Can you pull out each line of the data below that includes the word "Receptor"?

Records from a dataset:
++++++++++
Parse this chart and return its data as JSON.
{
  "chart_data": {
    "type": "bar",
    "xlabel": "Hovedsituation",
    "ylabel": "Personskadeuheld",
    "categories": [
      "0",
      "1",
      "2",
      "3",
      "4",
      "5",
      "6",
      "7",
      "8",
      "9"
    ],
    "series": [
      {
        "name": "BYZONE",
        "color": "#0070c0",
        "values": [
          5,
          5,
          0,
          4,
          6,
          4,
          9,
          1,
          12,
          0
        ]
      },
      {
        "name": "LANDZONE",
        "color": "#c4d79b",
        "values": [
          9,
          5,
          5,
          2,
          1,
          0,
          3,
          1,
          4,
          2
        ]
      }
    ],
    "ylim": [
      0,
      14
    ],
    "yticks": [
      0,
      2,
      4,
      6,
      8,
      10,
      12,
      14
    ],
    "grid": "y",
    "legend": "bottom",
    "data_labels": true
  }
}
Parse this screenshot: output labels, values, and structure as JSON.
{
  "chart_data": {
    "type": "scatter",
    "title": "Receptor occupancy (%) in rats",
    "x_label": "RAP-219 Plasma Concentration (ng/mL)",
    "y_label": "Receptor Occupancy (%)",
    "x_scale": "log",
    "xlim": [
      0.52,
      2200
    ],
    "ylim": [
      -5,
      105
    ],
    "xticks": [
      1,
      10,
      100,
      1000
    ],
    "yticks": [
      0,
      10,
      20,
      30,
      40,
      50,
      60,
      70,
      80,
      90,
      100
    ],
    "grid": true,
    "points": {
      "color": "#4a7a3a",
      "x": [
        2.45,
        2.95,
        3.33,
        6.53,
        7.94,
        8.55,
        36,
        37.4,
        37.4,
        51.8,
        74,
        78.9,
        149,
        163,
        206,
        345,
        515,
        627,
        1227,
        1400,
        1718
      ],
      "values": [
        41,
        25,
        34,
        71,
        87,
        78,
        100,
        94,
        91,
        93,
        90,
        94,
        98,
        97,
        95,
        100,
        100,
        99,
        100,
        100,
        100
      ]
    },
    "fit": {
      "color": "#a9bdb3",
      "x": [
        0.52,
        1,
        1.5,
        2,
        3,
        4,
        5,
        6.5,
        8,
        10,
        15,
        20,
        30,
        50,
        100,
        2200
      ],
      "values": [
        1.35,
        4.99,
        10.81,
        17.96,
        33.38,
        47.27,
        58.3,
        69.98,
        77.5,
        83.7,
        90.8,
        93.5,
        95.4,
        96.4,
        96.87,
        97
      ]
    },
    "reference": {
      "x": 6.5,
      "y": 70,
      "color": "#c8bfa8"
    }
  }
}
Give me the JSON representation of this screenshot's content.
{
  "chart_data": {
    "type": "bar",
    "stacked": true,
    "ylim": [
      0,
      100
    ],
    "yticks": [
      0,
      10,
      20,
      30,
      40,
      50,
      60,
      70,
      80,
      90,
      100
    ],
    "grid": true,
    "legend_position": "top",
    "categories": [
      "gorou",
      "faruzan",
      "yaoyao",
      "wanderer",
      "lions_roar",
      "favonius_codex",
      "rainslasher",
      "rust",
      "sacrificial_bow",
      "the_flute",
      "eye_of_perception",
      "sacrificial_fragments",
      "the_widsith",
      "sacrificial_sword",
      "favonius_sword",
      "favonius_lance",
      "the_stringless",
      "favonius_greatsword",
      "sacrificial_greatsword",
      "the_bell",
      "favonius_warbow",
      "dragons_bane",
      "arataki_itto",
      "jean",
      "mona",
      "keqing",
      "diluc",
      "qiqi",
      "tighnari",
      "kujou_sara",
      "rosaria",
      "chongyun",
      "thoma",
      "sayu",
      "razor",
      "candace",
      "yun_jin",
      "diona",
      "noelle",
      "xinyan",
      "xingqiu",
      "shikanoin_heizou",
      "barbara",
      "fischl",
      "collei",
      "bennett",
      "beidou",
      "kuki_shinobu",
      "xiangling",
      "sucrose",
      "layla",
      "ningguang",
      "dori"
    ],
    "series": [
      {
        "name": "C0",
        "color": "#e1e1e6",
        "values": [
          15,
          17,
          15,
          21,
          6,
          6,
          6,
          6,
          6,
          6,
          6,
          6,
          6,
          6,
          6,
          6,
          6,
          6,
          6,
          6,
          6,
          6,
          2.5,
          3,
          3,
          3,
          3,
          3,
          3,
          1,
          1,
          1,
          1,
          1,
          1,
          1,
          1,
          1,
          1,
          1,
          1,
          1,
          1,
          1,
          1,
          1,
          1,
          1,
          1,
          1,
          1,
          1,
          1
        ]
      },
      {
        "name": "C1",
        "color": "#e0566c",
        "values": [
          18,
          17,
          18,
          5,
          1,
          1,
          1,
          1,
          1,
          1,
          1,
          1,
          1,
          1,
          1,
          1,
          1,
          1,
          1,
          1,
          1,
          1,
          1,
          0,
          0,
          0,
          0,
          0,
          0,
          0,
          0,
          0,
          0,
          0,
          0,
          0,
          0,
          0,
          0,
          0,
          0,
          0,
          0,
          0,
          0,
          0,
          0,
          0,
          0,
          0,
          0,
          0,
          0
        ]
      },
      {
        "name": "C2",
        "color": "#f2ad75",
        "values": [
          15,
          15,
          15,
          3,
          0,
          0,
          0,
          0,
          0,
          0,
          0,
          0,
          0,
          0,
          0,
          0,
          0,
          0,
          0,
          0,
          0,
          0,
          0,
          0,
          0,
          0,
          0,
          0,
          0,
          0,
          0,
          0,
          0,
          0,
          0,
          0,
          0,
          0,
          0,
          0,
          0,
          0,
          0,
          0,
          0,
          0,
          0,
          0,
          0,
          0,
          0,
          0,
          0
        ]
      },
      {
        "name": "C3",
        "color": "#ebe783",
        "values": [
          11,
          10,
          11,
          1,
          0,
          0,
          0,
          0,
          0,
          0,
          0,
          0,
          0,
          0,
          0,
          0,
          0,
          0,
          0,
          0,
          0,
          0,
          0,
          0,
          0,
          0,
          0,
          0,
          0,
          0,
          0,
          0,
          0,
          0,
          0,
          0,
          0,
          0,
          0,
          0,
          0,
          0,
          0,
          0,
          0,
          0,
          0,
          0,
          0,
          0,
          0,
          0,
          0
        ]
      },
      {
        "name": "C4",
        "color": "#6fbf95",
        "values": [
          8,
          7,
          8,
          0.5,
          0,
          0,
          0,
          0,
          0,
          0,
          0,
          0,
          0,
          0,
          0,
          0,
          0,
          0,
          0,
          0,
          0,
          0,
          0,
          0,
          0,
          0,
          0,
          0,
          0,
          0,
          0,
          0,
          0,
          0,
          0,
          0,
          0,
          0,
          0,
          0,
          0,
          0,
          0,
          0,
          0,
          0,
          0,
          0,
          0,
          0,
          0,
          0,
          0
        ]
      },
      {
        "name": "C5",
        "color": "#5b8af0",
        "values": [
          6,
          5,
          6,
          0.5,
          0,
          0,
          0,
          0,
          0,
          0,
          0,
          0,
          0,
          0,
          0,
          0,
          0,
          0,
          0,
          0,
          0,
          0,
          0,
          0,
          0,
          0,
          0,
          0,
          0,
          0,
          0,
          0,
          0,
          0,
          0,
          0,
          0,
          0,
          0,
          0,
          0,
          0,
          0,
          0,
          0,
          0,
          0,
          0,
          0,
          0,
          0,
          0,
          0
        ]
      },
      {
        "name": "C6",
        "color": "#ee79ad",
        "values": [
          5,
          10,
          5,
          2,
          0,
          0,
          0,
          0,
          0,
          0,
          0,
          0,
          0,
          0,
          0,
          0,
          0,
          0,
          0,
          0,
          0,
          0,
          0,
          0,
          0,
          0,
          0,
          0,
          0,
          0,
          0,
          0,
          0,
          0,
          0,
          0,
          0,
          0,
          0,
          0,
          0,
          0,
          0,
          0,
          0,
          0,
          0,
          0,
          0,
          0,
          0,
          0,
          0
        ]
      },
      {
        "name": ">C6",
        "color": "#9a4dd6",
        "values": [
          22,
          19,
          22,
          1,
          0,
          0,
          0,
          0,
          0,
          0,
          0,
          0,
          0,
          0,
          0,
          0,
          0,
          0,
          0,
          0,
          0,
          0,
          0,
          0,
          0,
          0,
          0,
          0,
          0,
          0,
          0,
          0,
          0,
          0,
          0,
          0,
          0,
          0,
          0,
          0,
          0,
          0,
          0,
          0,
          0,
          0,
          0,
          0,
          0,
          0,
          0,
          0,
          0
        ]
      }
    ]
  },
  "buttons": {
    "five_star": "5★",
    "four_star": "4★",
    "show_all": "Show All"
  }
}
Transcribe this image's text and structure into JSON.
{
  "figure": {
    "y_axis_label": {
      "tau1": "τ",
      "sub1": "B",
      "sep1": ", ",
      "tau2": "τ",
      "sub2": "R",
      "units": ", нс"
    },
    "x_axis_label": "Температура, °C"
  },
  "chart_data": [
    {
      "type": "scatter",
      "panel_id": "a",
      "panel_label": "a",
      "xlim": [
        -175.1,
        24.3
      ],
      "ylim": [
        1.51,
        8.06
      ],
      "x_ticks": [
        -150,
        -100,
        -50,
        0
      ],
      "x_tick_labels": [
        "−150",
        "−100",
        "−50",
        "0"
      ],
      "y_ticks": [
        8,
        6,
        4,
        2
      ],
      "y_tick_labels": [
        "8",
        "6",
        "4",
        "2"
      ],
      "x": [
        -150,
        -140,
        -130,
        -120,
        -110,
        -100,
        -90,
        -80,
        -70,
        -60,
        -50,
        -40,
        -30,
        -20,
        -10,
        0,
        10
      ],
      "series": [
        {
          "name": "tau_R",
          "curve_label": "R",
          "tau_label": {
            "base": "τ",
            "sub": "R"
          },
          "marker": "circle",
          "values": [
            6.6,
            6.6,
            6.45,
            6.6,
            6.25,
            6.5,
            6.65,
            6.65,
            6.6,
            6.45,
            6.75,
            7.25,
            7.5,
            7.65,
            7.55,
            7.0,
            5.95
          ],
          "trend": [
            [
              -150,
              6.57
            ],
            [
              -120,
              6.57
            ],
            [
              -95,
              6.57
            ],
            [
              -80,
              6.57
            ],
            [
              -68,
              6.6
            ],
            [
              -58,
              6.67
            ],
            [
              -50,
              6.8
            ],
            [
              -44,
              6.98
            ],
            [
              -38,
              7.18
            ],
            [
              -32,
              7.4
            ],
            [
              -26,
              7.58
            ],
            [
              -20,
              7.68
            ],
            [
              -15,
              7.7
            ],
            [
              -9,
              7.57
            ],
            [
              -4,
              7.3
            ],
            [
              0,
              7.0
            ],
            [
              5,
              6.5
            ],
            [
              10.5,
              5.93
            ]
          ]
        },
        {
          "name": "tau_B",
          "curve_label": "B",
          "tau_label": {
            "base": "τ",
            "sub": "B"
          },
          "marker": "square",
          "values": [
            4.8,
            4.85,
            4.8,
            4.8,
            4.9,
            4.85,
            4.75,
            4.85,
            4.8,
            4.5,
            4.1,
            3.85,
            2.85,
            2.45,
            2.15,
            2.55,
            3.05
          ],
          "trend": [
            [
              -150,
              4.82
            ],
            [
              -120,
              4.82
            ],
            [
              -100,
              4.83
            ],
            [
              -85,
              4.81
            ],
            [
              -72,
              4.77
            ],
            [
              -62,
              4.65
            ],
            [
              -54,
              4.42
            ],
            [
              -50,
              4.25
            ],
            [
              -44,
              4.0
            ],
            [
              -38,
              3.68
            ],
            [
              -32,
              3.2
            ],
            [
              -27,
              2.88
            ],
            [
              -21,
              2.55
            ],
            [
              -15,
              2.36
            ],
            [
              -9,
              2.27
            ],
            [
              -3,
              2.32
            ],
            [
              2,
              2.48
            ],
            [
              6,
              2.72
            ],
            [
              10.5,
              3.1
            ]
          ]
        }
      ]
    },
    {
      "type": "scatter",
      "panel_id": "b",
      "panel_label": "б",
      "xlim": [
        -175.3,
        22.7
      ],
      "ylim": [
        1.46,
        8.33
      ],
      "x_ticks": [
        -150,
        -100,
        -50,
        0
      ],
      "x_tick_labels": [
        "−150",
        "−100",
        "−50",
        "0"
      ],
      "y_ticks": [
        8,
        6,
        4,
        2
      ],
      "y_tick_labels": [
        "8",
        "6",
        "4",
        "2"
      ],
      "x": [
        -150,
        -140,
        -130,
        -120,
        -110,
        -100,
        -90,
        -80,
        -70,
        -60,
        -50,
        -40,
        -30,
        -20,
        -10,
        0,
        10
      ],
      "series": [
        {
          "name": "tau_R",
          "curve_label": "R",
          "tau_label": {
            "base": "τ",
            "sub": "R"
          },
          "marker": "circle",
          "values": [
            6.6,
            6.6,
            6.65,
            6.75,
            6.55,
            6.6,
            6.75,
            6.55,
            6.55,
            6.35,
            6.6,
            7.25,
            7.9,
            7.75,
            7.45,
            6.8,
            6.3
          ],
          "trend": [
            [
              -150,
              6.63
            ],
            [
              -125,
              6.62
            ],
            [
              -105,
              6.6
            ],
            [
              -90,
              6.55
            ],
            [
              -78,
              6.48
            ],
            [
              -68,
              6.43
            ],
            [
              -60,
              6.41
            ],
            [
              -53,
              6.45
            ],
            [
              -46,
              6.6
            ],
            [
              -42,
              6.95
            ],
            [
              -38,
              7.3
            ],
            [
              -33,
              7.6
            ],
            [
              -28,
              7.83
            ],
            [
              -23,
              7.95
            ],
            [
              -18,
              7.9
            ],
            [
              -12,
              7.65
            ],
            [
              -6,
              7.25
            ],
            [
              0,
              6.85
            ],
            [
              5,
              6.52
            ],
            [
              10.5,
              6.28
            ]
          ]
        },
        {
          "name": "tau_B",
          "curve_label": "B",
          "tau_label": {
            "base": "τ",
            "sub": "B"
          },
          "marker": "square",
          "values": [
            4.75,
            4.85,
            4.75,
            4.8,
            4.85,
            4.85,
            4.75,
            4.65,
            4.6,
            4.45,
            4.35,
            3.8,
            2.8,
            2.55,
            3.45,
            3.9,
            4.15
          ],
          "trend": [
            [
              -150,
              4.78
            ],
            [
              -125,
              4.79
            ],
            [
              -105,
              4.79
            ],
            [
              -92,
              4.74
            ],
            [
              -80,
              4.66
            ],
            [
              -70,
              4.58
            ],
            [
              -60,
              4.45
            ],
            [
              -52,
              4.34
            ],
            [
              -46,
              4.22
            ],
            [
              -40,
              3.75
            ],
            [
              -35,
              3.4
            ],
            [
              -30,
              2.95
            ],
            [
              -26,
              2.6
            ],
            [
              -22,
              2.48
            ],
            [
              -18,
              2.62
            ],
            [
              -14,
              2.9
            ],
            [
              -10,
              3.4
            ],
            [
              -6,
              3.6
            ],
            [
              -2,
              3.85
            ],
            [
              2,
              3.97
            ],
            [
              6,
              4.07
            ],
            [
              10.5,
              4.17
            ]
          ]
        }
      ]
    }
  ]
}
++++++++++
▸ Answer to the task:
    "title": "Receptor occupancy (%) in rats",
    "y_label": "Receptor Occupancy (%)",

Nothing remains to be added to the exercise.